- [REQUIREMENT] The records below are to be quoted in full; please keep every word exact.

- [GIVEN DATA]
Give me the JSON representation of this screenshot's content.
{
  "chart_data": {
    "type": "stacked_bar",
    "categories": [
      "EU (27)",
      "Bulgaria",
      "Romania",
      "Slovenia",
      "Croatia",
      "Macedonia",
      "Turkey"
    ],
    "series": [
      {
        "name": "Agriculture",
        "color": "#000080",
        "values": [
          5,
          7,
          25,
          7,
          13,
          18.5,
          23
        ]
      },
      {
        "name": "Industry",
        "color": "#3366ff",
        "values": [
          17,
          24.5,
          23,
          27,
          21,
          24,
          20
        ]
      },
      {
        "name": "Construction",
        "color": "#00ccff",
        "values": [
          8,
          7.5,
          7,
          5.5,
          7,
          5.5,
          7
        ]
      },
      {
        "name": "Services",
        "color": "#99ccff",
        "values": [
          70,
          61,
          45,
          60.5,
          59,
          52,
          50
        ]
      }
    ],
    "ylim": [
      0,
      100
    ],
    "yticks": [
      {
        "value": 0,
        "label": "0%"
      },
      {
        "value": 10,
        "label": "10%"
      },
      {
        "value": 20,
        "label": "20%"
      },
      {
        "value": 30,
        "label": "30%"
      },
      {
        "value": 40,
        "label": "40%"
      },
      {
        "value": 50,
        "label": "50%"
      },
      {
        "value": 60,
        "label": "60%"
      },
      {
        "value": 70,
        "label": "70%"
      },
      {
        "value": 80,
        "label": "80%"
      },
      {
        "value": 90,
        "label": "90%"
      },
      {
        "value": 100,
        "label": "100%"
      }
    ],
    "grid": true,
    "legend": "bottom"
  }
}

- [EXERCISE SOLUTION]
Give me the JSON representation of this screenshot's content.
{
  "chart_data": {
    "type": "stacked_bar",
    "categories": [
      "EU (27)",
      "Bulgaria",
      "Romania",
      "Slovenia",
      "Croatia",
      "Macedonia",
      "Turkey"
    ],
    "series": [
      {
        "name": "Agriculture",
        "color": "#000080",
        "values": [
          5,
          7,
          25,
          7,
          13,
          18.5,
          23
        ]
      },
      {
        "name": "Industry",
        "color": "#3366ff",
        "values": [
          17,
          24.5,
          23,
          27,
          21,
          24,
          20
        ]
      },
      {
        "name": "Construction",
        "color": "#00ccff",
        "values": [
          8,
          7.5,
          7,
          5.5,
          7,
          5.5,
          7
        ]
      },
      {
        "name": "Services",
        "color": "#99ccff",
        "values": [
          70,
          61,
          45,
          60.5,
          59,
          52,
          50
        ]
      }
    ],
    "ylim": [
      0,
      100
    ],
    "yticks": [
      {
        "value": 0,
        "label": "0%"
      },
      {
        "value": 10,
        "label": "10%"
      },
      {
        "value": 20,
        "label": "20%"
      },
      {
        "value": 30,
        "label": "30%"
      },
      {
        "value": 40,
        "label": "40%"
      },
      {
        "value": 50,
        "label": "50%"
      },
      {
        "value": 60,
        "label": "60%"
      },
      {
        "value": 70,
        "label": "70%"
      },
      {
        "value": 80,
        "label": "80%"
      },
      {
        "value": 90,
        "label": "90%"
      },
      {
        "value": 100,
        "label": "100%"
      }
    ],
    "grid": true,
    "legend": "bottom"
  }
}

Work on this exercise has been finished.